• DATA:

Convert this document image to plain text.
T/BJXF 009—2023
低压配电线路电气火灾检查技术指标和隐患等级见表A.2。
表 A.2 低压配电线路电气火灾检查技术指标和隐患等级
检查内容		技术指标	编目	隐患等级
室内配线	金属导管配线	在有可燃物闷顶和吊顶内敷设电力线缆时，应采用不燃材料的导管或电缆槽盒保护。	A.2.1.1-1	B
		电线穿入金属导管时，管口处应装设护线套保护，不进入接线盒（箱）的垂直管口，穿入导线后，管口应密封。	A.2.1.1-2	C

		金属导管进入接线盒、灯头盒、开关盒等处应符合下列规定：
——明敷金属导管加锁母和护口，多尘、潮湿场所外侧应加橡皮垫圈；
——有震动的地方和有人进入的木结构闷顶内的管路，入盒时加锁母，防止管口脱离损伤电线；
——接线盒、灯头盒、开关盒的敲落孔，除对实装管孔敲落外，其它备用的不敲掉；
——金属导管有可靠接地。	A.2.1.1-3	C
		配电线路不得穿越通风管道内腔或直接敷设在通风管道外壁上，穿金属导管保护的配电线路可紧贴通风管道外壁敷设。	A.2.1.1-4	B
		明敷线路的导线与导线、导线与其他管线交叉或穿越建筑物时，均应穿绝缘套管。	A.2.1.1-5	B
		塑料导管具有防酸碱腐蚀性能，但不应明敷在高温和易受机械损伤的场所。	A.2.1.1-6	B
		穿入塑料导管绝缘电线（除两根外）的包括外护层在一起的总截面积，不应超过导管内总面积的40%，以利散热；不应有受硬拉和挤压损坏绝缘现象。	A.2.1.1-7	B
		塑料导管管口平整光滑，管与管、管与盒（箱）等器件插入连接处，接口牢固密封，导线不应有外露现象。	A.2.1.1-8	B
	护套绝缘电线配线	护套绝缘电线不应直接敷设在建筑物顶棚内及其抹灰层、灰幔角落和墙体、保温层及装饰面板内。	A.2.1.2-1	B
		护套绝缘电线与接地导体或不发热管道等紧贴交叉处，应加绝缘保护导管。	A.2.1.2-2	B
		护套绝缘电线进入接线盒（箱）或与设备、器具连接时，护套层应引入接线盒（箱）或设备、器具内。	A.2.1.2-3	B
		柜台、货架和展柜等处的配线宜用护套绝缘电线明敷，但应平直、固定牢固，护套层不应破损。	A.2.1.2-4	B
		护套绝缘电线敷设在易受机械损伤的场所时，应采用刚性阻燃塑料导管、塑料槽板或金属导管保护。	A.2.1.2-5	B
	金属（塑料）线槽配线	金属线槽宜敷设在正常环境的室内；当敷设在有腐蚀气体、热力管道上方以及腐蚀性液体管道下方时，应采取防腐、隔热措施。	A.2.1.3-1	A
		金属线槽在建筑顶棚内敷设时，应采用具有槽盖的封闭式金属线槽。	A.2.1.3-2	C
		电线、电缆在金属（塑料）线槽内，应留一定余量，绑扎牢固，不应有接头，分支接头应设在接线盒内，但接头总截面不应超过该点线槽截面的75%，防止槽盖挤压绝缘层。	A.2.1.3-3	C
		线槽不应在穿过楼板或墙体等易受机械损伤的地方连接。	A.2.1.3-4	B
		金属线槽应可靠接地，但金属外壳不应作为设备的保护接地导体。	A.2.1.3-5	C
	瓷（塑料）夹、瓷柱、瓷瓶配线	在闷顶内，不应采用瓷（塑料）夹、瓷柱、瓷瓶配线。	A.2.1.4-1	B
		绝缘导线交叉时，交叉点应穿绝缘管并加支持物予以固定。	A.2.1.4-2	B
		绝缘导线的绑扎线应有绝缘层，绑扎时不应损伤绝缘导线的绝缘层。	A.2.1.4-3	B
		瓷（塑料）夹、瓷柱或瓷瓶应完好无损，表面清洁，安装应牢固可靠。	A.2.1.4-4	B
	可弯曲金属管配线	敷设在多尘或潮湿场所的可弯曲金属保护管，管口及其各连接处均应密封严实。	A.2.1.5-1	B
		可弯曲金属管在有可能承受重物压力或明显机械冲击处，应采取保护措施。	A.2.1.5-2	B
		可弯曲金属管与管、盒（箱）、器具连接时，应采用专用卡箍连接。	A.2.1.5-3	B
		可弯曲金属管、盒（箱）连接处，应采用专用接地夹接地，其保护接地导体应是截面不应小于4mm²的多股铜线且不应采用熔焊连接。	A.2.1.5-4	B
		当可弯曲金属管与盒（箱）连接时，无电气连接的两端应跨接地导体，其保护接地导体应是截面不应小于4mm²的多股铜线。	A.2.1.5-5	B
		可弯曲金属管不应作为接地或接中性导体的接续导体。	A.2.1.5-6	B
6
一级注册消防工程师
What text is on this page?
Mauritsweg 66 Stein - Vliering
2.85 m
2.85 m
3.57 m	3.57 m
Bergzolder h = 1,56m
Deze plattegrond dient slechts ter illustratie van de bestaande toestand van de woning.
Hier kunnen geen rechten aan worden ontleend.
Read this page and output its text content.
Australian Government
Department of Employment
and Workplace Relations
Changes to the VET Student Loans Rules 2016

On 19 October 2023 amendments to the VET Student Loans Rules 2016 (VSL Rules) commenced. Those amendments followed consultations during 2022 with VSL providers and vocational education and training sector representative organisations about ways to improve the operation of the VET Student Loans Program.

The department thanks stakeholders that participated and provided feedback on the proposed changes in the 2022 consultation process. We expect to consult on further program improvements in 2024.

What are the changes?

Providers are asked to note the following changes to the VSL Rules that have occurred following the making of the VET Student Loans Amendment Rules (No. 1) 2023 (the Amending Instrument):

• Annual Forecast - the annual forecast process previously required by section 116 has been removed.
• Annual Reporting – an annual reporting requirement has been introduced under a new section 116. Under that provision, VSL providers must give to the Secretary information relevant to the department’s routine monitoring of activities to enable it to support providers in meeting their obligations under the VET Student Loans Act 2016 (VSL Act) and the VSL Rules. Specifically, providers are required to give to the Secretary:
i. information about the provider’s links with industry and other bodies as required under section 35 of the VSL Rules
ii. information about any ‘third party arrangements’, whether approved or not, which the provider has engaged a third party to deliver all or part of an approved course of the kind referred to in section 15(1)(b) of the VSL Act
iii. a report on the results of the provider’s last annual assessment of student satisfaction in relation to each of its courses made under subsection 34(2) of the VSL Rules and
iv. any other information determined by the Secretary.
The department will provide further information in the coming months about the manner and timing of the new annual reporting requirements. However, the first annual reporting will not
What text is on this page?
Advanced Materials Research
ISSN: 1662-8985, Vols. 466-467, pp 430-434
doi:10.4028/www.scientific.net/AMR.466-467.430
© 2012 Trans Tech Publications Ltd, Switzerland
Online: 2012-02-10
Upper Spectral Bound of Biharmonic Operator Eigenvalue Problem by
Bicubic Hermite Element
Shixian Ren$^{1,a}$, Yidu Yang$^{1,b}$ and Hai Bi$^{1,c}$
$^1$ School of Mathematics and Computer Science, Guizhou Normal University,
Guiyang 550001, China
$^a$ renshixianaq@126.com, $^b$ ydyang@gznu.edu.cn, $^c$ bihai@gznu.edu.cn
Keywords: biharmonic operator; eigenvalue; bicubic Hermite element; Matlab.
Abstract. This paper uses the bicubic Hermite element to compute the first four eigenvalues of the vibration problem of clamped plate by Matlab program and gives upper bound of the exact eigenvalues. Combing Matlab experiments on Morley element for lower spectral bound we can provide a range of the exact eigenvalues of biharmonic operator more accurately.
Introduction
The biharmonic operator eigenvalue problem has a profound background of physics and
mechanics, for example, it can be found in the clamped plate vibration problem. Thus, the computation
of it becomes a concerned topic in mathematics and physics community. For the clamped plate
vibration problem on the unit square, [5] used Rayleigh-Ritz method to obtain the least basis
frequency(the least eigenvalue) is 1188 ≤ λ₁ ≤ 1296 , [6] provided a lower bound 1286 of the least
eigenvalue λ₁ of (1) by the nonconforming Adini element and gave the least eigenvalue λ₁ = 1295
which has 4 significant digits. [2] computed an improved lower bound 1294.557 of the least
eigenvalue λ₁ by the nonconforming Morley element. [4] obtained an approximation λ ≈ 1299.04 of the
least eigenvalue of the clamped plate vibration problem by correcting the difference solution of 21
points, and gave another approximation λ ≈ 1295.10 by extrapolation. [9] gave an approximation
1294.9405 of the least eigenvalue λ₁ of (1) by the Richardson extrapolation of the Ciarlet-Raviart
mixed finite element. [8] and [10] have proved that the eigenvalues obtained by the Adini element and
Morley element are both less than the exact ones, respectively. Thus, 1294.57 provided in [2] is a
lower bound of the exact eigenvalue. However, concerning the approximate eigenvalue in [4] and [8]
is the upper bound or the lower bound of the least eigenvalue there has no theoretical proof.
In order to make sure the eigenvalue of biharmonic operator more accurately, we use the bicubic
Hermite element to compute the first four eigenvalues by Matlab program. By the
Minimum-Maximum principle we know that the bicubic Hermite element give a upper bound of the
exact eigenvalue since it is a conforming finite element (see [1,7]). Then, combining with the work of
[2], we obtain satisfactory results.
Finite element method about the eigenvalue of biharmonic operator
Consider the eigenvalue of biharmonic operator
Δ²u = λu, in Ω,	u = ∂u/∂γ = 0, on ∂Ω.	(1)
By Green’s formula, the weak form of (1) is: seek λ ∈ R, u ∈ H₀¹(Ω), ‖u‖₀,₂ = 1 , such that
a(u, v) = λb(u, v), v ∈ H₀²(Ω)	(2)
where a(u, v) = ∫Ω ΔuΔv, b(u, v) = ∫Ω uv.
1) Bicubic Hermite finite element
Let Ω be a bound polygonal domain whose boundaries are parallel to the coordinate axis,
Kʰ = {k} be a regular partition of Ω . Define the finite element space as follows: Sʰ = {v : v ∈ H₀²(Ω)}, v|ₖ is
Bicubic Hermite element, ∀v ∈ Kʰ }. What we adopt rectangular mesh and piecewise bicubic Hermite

• BRIEF: Single out each line of the records above with the string "process" in it, and copy it.

• SOLUTION FOR THIS PROBLEM:
The department thanks stakeholders that participated and provided feedback on the proposed changes in the 2022 consultation process. We expect to consult on further program improvements in 2024.
• Annual Forecast - the annual forecast process previously required by section 116 has been removed.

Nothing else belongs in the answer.